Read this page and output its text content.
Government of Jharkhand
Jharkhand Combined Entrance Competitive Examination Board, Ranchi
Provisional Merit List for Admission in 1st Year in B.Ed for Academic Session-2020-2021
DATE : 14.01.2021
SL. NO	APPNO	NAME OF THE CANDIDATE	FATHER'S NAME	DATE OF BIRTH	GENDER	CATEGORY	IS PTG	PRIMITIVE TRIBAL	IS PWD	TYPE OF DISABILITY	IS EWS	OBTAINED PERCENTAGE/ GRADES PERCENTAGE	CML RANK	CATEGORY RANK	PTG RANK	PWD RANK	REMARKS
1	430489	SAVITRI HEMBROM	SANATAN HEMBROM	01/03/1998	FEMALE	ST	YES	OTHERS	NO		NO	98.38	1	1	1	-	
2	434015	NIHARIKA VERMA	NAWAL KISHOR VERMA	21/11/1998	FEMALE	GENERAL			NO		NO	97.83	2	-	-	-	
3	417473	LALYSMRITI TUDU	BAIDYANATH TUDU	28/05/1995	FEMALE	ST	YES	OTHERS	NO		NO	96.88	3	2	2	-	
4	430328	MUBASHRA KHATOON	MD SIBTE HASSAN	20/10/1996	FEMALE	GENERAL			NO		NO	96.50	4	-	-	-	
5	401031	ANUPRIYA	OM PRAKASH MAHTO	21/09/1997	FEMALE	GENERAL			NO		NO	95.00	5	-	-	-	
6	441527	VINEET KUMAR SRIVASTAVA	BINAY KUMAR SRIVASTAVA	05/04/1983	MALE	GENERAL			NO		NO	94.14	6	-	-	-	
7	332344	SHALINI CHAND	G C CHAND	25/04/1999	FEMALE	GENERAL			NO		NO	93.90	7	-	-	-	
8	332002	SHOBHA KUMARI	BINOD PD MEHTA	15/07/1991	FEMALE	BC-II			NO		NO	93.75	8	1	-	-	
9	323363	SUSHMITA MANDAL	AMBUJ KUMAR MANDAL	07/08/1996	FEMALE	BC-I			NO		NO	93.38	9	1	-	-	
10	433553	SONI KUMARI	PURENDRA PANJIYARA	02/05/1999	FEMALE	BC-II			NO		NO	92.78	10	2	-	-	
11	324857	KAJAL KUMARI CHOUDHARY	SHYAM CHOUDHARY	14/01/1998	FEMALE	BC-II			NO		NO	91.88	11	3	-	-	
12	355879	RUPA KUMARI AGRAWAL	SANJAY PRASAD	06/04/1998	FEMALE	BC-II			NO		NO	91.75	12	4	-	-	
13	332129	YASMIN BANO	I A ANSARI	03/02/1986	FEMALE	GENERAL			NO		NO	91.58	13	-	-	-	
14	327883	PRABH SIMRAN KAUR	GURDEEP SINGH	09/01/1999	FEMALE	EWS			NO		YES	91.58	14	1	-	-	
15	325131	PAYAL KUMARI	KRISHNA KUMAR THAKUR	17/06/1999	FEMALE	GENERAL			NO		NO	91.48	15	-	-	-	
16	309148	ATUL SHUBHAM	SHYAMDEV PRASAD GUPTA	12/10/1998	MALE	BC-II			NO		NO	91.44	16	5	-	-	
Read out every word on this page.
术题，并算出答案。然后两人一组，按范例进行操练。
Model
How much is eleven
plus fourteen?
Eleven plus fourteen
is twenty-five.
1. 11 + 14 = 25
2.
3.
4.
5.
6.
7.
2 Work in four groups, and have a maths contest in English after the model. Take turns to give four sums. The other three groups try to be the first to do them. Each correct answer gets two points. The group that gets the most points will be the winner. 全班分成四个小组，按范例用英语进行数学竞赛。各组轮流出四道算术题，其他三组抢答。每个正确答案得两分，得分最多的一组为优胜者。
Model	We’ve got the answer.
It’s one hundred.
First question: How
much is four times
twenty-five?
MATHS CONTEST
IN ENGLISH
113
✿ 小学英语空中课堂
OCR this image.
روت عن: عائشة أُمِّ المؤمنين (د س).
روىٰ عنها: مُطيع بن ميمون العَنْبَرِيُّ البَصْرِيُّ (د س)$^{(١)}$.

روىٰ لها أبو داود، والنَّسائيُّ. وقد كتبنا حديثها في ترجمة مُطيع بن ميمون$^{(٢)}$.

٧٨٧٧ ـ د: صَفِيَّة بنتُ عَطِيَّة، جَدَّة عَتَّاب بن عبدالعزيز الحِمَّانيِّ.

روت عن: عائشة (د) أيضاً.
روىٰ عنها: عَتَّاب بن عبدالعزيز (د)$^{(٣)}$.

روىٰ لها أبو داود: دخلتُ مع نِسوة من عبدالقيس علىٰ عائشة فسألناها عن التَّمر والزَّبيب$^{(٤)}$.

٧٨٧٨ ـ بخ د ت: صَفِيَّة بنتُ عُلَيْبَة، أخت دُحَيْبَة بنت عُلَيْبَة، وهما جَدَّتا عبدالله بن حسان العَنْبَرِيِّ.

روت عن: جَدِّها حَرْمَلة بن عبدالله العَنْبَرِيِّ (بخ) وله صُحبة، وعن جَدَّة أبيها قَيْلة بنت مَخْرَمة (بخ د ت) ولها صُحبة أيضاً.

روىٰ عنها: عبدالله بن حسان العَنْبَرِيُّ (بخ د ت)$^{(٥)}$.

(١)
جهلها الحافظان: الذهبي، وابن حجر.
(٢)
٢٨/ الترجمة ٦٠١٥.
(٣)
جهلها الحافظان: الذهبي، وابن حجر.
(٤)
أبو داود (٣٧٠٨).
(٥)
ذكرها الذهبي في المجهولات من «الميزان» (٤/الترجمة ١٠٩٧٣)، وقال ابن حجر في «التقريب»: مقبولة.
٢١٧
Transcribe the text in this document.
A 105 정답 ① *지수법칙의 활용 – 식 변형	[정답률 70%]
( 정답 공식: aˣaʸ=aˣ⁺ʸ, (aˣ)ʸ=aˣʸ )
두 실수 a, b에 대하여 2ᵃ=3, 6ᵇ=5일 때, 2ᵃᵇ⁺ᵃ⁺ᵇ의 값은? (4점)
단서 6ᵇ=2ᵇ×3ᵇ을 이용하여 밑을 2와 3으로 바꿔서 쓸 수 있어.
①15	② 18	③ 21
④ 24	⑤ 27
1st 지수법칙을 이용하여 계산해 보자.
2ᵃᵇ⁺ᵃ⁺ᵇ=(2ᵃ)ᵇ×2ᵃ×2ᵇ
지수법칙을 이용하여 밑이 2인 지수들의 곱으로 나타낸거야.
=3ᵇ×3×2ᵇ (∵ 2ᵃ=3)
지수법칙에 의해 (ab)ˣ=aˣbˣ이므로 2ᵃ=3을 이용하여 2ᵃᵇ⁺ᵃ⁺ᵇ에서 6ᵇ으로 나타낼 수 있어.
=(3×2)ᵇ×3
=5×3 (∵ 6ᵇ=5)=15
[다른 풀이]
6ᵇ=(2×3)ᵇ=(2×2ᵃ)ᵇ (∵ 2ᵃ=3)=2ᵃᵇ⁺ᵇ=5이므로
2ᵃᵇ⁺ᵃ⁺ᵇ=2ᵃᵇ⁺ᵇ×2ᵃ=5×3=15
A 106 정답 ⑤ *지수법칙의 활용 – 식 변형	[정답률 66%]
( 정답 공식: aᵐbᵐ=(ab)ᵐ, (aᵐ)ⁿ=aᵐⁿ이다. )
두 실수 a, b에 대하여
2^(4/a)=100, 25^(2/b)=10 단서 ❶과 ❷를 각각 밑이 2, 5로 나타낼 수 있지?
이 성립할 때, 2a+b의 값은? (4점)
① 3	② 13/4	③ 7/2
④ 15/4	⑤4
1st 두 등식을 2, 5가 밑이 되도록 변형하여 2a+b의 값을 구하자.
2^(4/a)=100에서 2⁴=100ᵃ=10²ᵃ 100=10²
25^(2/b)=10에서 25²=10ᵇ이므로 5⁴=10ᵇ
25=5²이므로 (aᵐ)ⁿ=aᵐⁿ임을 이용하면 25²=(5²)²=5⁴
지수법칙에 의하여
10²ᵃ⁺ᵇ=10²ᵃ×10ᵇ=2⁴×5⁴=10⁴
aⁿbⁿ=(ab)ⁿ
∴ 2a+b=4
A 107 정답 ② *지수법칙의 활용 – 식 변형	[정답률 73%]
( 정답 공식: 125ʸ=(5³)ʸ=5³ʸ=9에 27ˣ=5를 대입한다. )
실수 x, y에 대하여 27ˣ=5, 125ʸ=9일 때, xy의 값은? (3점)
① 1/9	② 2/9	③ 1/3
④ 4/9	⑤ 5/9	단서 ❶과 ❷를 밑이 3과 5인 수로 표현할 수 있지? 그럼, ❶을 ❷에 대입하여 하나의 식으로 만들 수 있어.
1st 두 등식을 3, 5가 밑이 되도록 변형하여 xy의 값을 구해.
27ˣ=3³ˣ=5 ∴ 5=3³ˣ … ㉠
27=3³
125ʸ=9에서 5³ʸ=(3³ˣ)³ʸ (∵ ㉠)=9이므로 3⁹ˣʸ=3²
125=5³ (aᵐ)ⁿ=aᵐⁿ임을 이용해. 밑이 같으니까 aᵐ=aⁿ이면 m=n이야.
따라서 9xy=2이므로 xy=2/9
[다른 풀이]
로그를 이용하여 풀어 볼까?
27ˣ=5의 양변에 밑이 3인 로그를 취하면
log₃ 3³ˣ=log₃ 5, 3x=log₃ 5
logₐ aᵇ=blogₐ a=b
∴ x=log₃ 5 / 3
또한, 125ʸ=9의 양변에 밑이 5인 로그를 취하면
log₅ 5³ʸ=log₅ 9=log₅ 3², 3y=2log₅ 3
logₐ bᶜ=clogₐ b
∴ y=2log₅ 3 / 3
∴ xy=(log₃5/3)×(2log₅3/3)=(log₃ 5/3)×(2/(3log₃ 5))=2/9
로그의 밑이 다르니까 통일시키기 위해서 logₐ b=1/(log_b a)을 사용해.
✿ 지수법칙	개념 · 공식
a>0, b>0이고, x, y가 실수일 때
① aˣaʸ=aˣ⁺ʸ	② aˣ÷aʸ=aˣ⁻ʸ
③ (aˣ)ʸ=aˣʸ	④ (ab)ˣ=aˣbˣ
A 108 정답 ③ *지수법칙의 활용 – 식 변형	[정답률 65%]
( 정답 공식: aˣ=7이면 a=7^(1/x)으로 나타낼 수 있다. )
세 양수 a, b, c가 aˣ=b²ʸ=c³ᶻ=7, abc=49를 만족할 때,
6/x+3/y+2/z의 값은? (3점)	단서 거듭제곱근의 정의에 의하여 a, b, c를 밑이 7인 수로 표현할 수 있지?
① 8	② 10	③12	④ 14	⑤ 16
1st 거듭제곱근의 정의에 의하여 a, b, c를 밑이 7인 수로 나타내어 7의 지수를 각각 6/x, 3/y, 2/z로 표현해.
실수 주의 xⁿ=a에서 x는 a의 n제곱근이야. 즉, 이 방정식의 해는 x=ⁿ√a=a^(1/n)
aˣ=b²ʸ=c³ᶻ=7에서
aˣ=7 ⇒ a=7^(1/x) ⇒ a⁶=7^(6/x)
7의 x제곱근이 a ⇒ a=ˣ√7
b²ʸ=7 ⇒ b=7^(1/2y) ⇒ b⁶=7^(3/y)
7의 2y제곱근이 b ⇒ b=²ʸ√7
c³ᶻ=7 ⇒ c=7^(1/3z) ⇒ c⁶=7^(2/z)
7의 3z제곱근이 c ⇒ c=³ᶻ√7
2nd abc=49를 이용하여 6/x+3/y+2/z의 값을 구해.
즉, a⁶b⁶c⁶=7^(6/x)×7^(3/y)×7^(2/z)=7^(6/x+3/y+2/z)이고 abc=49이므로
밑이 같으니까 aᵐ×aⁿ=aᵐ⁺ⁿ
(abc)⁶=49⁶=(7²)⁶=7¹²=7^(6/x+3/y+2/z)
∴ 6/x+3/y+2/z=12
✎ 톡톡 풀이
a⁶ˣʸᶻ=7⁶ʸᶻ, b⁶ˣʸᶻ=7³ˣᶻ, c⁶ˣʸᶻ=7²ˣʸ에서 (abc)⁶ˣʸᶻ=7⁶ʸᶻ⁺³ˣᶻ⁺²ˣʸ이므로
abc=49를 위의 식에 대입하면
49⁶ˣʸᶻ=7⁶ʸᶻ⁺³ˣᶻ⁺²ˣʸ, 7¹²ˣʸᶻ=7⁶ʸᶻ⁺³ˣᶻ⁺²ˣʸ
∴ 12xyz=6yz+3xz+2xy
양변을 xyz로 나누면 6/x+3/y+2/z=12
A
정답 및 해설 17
::::::
• _Written problem_:
Only the number is needed: state how many lines in the listing contain "OTHERS".

• _Written answer_:
2